→ **Article**
——
A truly outstanding debut CD, and from the previews taken from the Meistersinger and Freischutz excerpts, I certainly hope to hear more from this tenor that will edge him slowly towards the roles where I believe his voice will truly shine--Siegmund, Lohengrin, Parsifal, Tristan, and Siegfried.
Most early major label recordings of any artist always feature them in too familiar works pitting them against the memories (real or imagined) of one's favorite singers and the incomparable manner in which they sang such chestnuts.
However, the fact remains that Kaufmann is actually singing some of these roles and I think, ultimately for both voice and career, he is being absolutely wise in his choice of repertoire and keeping the voice flexible, fresh and free. What a Tannhauser he will make with that sound. Ditto Parsifal, Lohengrin and . . . well, I'm jumping ahead of myself.
——
→ **Work to do**
1. In the CD review, which excerpts were the previews taken from?
2. Reproduce the passage of the CD review that starts with the words "A truly outstanding" and ends with "sang such chestnuts.".

→ **Extracted records**
——
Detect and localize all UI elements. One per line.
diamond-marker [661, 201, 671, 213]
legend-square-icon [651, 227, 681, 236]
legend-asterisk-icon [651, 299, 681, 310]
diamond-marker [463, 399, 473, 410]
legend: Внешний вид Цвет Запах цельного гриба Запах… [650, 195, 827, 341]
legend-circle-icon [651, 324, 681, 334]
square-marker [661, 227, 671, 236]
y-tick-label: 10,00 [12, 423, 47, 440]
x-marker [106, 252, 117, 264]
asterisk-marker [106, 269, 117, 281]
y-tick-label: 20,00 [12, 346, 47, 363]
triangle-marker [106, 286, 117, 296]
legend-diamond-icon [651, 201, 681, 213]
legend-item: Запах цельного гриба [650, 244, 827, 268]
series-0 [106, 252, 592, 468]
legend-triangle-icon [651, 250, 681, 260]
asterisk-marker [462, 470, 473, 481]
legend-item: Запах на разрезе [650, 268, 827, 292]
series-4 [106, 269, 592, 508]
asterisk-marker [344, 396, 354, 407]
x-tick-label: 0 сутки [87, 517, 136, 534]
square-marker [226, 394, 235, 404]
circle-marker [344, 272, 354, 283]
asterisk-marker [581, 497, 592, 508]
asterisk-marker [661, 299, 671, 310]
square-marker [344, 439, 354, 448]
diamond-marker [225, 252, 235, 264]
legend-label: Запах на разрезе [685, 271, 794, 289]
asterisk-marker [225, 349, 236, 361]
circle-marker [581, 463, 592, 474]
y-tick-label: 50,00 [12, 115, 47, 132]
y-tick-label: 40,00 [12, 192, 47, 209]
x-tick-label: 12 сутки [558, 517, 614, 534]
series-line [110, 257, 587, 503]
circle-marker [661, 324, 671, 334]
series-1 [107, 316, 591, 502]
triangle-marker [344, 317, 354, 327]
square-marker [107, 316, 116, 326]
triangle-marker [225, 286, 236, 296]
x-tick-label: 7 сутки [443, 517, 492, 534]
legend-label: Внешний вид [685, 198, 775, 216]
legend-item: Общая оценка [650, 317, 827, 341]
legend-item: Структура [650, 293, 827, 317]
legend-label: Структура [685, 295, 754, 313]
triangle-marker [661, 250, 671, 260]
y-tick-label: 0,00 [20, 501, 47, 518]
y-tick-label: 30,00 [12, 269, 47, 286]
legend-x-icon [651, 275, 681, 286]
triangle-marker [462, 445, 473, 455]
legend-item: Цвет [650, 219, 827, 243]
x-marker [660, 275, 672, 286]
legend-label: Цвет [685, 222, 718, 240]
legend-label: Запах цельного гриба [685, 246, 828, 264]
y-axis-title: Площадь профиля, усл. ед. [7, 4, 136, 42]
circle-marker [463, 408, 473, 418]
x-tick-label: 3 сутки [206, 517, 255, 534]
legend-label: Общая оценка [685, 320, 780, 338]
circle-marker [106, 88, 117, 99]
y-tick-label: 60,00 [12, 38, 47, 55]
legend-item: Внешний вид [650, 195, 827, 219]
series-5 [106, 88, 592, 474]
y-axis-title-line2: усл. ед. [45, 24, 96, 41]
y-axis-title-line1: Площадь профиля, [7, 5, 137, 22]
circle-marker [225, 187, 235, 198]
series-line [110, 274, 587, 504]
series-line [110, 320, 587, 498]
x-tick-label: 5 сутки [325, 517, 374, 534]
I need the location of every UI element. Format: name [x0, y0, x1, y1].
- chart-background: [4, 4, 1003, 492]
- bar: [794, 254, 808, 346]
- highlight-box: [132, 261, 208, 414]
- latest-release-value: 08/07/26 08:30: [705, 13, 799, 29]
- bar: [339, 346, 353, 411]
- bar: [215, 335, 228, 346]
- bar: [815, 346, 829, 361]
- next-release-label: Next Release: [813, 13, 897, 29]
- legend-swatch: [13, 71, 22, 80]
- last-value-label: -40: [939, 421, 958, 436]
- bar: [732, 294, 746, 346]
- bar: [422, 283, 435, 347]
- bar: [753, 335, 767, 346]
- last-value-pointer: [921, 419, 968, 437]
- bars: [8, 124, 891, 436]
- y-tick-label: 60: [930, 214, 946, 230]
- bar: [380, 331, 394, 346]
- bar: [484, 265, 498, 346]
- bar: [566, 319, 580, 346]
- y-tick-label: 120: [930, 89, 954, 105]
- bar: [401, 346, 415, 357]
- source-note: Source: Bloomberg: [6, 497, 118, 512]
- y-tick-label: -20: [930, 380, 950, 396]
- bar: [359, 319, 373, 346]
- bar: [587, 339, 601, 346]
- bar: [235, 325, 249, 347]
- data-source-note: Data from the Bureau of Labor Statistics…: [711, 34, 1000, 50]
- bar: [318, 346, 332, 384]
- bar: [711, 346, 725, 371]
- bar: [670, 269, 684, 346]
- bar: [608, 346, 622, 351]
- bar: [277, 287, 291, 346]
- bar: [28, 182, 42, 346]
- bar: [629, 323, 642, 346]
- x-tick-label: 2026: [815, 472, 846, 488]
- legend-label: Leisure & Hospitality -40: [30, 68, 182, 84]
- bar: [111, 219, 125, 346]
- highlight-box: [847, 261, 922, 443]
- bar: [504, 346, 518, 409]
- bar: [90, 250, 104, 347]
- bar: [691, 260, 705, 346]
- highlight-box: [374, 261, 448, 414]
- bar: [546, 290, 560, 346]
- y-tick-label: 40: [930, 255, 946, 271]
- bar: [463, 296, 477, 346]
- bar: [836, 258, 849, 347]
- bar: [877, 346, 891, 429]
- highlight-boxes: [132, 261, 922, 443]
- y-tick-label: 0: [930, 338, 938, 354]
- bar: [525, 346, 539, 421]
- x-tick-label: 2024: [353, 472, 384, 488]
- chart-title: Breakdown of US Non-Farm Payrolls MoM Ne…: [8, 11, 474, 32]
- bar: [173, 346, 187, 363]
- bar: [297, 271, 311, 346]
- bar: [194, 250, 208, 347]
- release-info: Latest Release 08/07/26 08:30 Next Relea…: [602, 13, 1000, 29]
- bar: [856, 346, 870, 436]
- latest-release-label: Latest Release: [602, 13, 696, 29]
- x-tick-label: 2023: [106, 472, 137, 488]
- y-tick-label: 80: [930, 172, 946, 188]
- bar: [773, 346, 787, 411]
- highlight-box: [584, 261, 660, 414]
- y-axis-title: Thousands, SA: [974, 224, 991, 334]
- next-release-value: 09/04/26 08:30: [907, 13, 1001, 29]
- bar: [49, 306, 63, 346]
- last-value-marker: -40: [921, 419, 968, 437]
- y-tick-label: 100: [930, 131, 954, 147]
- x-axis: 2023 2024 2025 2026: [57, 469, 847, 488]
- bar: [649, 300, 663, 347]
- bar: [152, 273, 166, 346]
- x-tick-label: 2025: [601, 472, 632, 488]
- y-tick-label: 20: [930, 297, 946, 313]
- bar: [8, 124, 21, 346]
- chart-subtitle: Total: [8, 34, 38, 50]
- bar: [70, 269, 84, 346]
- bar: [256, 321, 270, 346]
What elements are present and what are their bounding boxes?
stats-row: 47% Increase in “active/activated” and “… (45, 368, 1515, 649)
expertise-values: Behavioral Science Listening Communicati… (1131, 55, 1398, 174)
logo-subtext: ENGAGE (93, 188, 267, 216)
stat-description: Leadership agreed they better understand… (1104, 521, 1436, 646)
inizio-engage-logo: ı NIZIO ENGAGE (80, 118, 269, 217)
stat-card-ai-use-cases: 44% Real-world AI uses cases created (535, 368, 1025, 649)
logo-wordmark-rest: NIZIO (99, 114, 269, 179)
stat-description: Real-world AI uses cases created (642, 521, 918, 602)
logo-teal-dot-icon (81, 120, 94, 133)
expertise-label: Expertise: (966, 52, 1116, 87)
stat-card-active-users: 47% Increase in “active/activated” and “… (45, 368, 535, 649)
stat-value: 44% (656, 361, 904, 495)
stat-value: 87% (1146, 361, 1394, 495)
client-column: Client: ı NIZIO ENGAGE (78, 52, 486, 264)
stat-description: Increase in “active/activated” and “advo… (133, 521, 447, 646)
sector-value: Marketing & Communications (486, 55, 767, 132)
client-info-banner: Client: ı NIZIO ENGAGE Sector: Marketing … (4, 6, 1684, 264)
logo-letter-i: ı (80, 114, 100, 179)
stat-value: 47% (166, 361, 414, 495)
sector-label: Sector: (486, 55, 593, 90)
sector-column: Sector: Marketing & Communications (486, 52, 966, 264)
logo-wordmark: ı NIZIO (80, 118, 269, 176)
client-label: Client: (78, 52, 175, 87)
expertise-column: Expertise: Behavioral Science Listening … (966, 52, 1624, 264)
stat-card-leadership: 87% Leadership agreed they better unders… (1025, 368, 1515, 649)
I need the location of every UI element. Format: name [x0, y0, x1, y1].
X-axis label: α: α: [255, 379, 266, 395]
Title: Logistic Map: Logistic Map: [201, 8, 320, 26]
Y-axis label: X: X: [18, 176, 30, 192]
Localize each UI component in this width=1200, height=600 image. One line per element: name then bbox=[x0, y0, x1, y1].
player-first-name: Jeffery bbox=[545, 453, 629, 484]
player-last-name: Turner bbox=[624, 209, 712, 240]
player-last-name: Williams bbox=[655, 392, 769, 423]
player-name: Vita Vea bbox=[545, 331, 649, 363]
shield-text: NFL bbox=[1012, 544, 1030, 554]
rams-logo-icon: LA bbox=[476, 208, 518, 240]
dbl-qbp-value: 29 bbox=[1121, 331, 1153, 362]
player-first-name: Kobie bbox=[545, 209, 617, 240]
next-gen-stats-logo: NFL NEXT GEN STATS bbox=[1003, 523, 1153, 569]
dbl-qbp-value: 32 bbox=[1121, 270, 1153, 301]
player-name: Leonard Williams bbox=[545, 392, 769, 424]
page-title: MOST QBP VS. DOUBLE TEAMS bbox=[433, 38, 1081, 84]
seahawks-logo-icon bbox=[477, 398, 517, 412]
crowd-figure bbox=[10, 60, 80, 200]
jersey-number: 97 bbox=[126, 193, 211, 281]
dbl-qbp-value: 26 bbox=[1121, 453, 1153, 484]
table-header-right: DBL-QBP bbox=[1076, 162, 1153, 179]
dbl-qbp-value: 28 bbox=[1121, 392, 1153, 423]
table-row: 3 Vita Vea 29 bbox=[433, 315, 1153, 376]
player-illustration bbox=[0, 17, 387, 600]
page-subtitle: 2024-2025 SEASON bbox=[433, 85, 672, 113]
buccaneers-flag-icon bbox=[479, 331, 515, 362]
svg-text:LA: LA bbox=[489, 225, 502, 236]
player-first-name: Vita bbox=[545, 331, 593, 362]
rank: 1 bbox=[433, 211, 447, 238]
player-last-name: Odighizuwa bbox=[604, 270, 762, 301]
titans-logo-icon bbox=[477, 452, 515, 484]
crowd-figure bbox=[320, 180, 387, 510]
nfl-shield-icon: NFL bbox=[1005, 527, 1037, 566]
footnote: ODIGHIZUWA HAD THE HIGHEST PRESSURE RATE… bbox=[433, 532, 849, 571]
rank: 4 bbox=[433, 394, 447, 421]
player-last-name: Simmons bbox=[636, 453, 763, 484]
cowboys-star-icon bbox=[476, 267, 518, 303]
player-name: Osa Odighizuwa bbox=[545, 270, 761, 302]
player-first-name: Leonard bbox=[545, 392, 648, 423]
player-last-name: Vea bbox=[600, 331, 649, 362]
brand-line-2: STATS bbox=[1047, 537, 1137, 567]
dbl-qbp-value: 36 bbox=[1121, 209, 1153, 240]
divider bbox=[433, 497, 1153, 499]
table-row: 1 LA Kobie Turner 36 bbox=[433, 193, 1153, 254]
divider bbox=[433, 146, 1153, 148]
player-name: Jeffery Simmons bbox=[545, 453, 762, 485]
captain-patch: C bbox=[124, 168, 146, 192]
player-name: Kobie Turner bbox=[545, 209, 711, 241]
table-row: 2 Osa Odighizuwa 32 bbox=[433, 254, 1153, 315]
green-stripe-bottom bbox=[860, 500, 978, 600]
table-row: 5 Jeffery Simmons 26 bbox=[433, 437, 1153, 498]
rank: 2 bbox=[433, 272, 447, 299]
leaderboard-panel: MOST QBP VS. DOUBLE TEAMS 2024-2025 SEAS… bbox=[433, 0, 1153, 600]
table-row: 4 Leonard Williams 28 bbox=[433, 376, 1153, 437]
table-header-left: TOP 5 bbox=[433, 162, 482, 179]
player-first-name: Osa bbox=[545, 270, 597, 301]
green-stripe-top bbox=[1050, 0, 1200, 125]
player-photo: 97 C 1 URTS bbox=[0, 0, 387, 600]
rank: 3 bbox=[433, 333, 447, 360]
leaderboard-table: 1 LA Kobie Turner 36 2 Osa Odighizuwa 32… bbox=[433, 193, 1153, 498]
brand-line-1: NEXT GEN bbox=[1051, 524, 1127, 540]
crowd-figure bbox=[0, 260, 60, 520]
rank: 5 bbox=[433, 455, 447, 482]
——
→ **The results**
1. The Meistersinger and Freischutz excerpts.

2.
A truly outstanding debut CD, and from the previews taken from the Meistersinger and Freischutz excerpts, I certainly hope to hear more from this tenor that will edge him slowly towards the roles where I believe his voice will truly shine--Siegmund, Lohengrin, Parsifal, Tristan, and Siegfried.
Most early major label recordings of any artist always feature them in too familiar works pitting them against the memories (real or imagined) of one's favorite singers and the incomparable manner in which they sang such chestnuts.